### DIRECTIVE
Give every line back verbatim, dropping all images.

### MATERIAL SUPPLIED
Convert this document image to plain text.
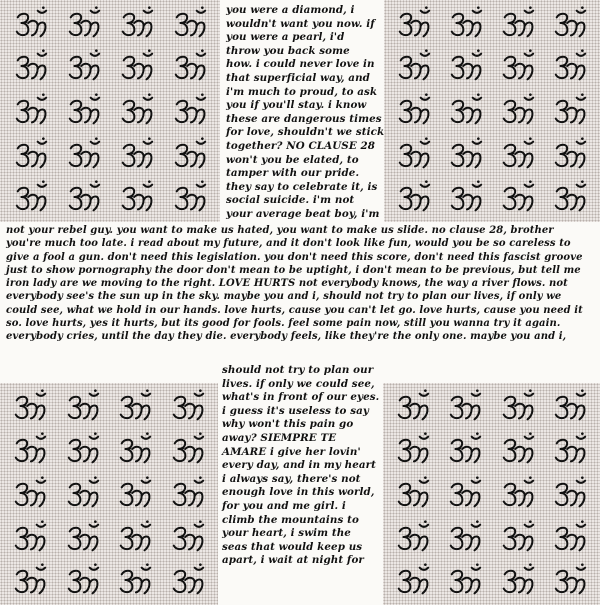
you were a diamond, i
wouldn't want you now. if
you were a pearl, i'd
throw you back some
how. i could never love in
that superficial way, and
i'm much to proud, to ask
you if you'll stay. i know
these are dangerous times
for love, shouldn't we stick
together? NO CLAUSE 28
won't you be elated, to
tamper with our pride.
they say to celebrate it, is
social suicide. i'm not
your average beat boy, i'm
not your rebel guy. you want to make us hated, you want to make us slide. no clause 28, brother
you're much too late. i read about my future, and it don't look like fun, would you be so careless to
give a fool a gun. don't need this legislation. you don't need this score, don't need this fascist groove
just to show pornography the door don't mean to be uptight, i don't mean to be previous, but tell me
iron lady are we moving to the right. LOVE HURTS not everybody knows, the way a river flows. not
everybody see's the sun up in the sky. maybe you and i, should not try to plan our lives, if only we
could see, what we hold in our hands. love hurts, cause you can't let go. love hurts, cause you need it
so. love hurts, yes it hurts, but its good for fools. feel some pain now, still you wanna try it again.
everybody cries, until the day they die. everybody feels, like they're the only one. maybe you and i,
should not try to plan our
lives. if only we could see,
what's in front of our eyes.
i guess it's useless to say
why won't this pain go
away? SIEMPRE TE
AMARE i give her lovin'
every day, and in my heart
i always say, there's not
enough love in this world,
for you and me girl. i
climb the mountains to
your heart, i swim the
seas that would keep us
apart, i wait at night for
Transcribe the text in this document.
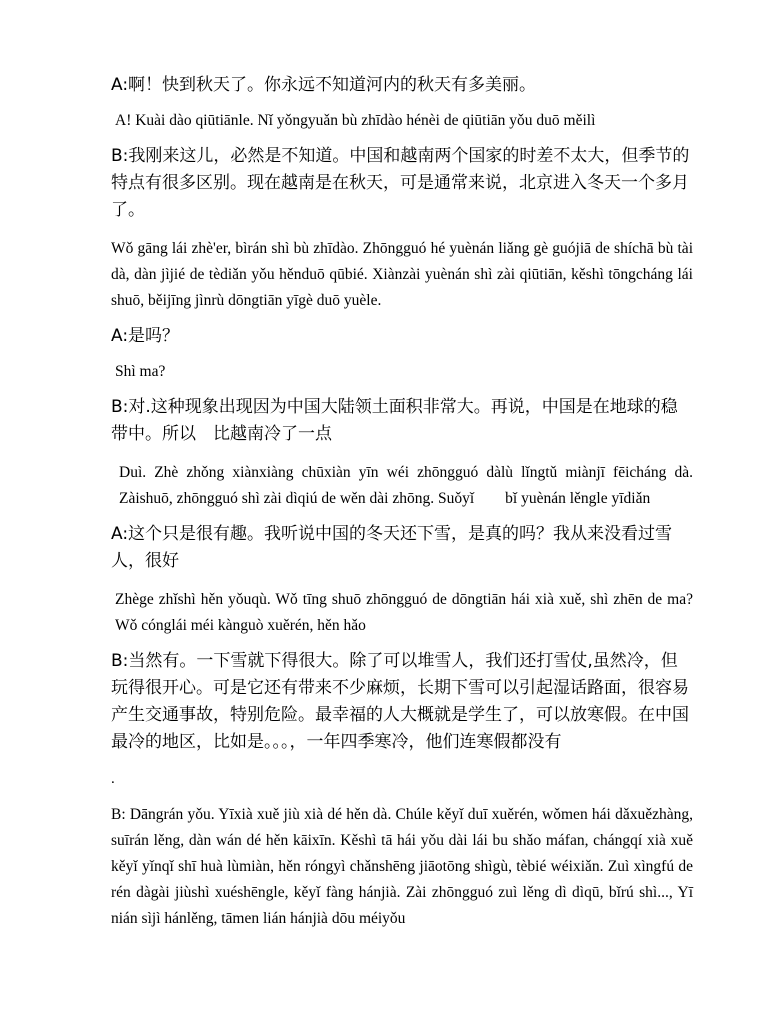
A:啊！快到秋天了。你永远不知道河内的秋天有多美丽。

A! Kuài dào qiūtiānle. Nǐ yǒngyuǎn bù zhīdào hénèi de qiūtiān yǒu duō měilì

B:我刚来这儿，必然是不知道。中国和越南两个国家的时差不太大，但季节的特点有很多区别。现在越南是在秋天，可是通常来说，北京进入冬天一个多月了。

Wǒ gāng lái zhè'er, bìrán shì bù zhīdào. Zhōngguó hé yuènán liǎng gè guójiā de shíchā bù tài dà, dàn jìjié de tèdiǎn yǒu hěnduō qūbié. Xiànzài yuènán shì zài qiūtiān, kěshì tōngcháng lái shuō, běijīng jìnrù dōngtiān yīgè duō yuèle.

A:是吗？

Shì ma?

B:对.这种现象出现因为中国大陆领土面积非常大。再说，中国是在地球的稳带中。所以　比越南冷了一点

Duì. Zhè zhǒng xiànxiàng chūxiàn yīn wéi zhōngguó dàlù lǐngtǔ miànjī fēicháng dà. Zàishuō, zhōngguó shì zài dìqiú de wěn dài zhōng. Suǒyǐ　　bǐ yuènán lěngle yīdiǎn

A:这个只是很有趣。我听说中国的冬天还下雪，是真的吗？我从来没看过雪人，很好

Zhège zhǐshì hěn yǒuqù. Wǒ tīng shuō zhōngguó de dōngtiān hái xià xuě, shì zhēn de ma? Wǒ cónglái méi kànguò xuěrén, hěn hǎo

B:当然有。一下雪就下得很大。除了可以堆雪人，我们还打雪仗,虽然冷，但玩得很开心。可是它还有带来不少麻烦，长期下雪可以引起湿话路面，很容易产生交通事故，特别危险。最幸福的人大概就是学生了，可以放寒假。在中国最冷的地区，比如是。。。，一年四季寒冷，他们连寒假都没有

.

B: Dāngrán yǒu. Yīxià xuě jiù xià dé hěn dà. Chúle kěyǐ duī xuěrén, wǒmen hái dǎxuězhàng, suīrán lěng, dàn wán dé hěn kāixīn. Kěshì tā hái yǒu dài lái bu shǎo máfan, chángqí xià xuě kěyǐ yǐnqǐ shī huà lùmiàn, hěn róngyì chǎnshēng jiāotōng shìgù, tèbié wéixiǎn. Zuì xìngfú de rén dàgài jiùshì xuéshēngle, kěyǐ fàng hánjià. Zài zhōngguó zuì lěng dì dìqū, bǐrú shì..., Yī nián sìjì hánlěng, tāmen lián hánjià dōu méiyǒu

### TASK SOLUTION
Convert this document image to plain text.
you were a diamond, i
wouldn't want you now. if
you were a pearl, i'd
throw you back some
how. i could never love in
that superficial way, and
i'm much to proud, to ask
you if you'll stay. i know
these are dangerous times
for love, shouldn't we stick
together? NO CLAUSE 28
won't you be elated, to
tamper with our pride.
they say to celebrate it, is
social suicide. i'm not
your average beat boy, i'm
not your rebel guy. you want to make us hated, you want to make us slide. no clause 28, brother
you're much too late. i read about my future, and it don't look like fun, would you be so careless to
give a fool a gun. don't need this legislation. you don't need this score, don't need this fascist groove
just to show pornography the door don't mean to be uptight, i don't mean to be previous, but tell me
iron lady are we moving to the right. LOVE HURTS not everybody knows, the way a river flows. not
everybody see's the sun up in the sky. maybe you and i, should not try to plan our lives, if only we
could see, what we hold in our hands. love hurts, cause you can't let go. love hurts, cause you need it
so. love hurts, yes it hurts, but its good for fools. feel some pain now, still you wanna try it again.
everybody cries, until the day they die. everybody feels, like they're the only one. maybe you and i,
should not try to plan our
lives. if only we could see,
what's in front of our eyes.
i guess it's useless to say
why won't this pain go
away? SIEMPRE TE
AMARE i give her lovin'
every day, and in my heart
i always say, there's not
enough love in this world,
for you and me girl. i
climb the mountains to
your heart, i swim the
seas that would keep us
apart, i wait at night for
Transcribe the text in this document.
A:啊！快到秋天了。你永远不知道河内的秋天有多美丽。

A! Kuài dào qiūtiānle. Nǐ yǒngyuǎn bù zhīdào hénèi de qiūtiān yǒu duō měilì

B:我刚来这儿，必然是不知道。中国和越南两个国家的时差不太大，但季节的特点有很多区别。现在越南是在秋天，可是通常来说，北京进入冬天一个多月了。

Wǒ gāng lái zhè'er, bìrán shì bù zhīdào. Zhōngguó hé yuènán liǎng gè guójiā de shíchā bù tài dà, dàn jìjié de tèdiǎn yǒu hěnduō qūbié. Xiànzài yuènán shì zài qiūtiān, kěshì tōngcháng lái shuō, běijīng jìnrù dōngtiān yīgè duō yuèle.

A:是吗？

Shì ma?

B:对.这种现象出现因为中国大陆领土面积非常大。再说，中国是在地球的稳带中。所以　比越南冷了一点

Duì. Zhè zhǒng xiànxiàng chūxiàn yīn wéi zhōngguó dàlù lǐngtǔ miànjī fēicháng dà. Zàishuō, zhōngguó shì zài dìqiú de wěn dài zhōng. Suǒyǐ　　bǐ yuènán lěngle yīdiǎn

A:这个只是很有趣。我听说中国的冬天还下雪，是真的吗？我从来没看过雪人，很好

Zhège zhǐshì hěn yǒuqù. Wǒ tīng shuō zhōngguó de dōngtiān hái xià xuě, shì zhēn de ma? Wǒ cónglái méi kànguò xuěrén, hěn hǎo

B:当然有。一下雪就下得很大。除了可以堆雪人，我们还打雪仗,虽然冷，但玩得很开心。可是它还有带来不少麻烦，长期下雪可以引起湿话路面，很容易产生交通事故，特别危险。最幸福的人大概就是学生了，可以放寒假。在中国最冷的地区，比如是。。。，一年四季寒冷，他们连寒假都没有

.

B: Dāngrán yǒu. Yīxià xuě jiù xià dé hěn dà. Chúle kěyǐ duī xuěrén, wǒmen hái dǎxuězhàng, suīrán lěng, dàn wán dé hěn kāixīn. Kěshì tā hái yǒu dài lái bu shǎo máfan, chángqí xià xuě kěyǐ yǐnqǐ shī huà lùmiàn, hěn róngyì chǎnshēng jiāotōng shìgù, tèbié wéixiǎn. Zuì xìngfú de rén dàgài jiùshì xuéshēngle, kěyǐ fàng hánjià. Zài zhōngguó zuì lěng dì dìqū, bǐrú shì..., Yī nián sìjì hánlěng, tāmen lián hánjià dōu méiyǒu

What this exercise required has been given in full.